_GOAL OF THE EXERCISE_. The output should consist solely of the line containing "OCR this image." and the lines that follow it through the end of the data below.
-.-.-
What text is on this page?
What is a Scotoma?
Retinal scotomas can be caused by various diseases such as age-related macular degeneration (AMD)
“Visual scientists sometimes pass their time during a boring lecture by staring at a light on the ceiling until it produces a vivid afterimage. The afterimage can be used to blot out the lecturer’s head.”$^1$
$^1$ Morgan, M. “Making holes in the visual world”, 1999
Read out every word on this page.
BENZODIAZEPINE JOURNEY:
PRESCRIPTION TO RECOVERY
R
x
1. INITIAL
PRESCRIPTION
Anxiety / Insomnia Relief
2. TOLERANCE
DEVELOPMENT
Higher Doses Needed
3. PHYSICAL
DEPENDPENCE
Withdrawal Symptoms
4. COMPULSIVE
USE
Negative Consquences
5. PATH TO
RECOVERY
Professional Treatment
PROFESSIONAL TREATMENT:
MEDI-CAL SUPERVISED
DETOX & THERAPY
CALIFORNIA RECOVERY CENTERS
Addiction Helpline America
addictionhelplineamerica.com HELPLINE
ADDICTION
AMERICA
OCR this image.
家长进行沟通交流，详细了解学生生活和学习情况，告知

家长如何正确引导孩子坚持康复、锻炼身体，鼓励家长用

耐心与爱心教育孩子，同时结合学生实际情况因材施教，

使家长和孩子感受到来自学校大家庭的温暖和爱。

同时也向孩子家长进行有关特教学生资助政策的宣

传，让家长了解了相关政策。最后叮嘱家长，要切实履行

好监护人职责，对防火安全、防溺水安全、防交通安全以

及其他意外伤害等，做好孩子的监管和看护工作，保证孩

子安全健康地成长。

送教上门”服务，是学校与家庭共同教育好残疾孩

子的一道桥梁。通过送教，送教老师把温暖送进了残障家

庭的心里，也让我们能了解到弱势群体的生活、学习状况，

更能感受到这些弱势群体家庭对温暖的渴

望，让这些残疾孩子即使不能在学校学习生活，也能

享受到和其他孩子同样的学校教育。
-.-.-
_PROBLEM SOLUTION_.
OCR this image.
家长进行沟通交流，详细了解学生生活和学习情况，告知

家长如何正确引导孩子坚持康复、锻炼身体，鼓励家长用

耐心与爱心教育孩子，同时结合学生实际情况因材施教，

使家长和孩子感受到来自学校大家庭的温暖和爱。

同时也向孩子家长进行有关特教学生资助政策的宣

传，让家长了解了相关政策。最后叮嘱家长，要切实履行

好监护人职责，对防火安全、防溺水安全、防交通安全以

及其他意外伤害等，做好孩子的监管和看护工作，保证孩

子安全健康地成长。

送教上门”服务，是学校与家庭共同教育好残疾孩

子的一道桥梁。通过送教，送教老师把温暖送进了残障家

庭的心里，也让我们能了解到弱势群体的生活、学习状况，

更能感受到这些弱势群体家庭对温暖的渴

望，让这些残疾孩子即使不能在学校学习生活，也能

享受到和其他孩子同样的学校教育。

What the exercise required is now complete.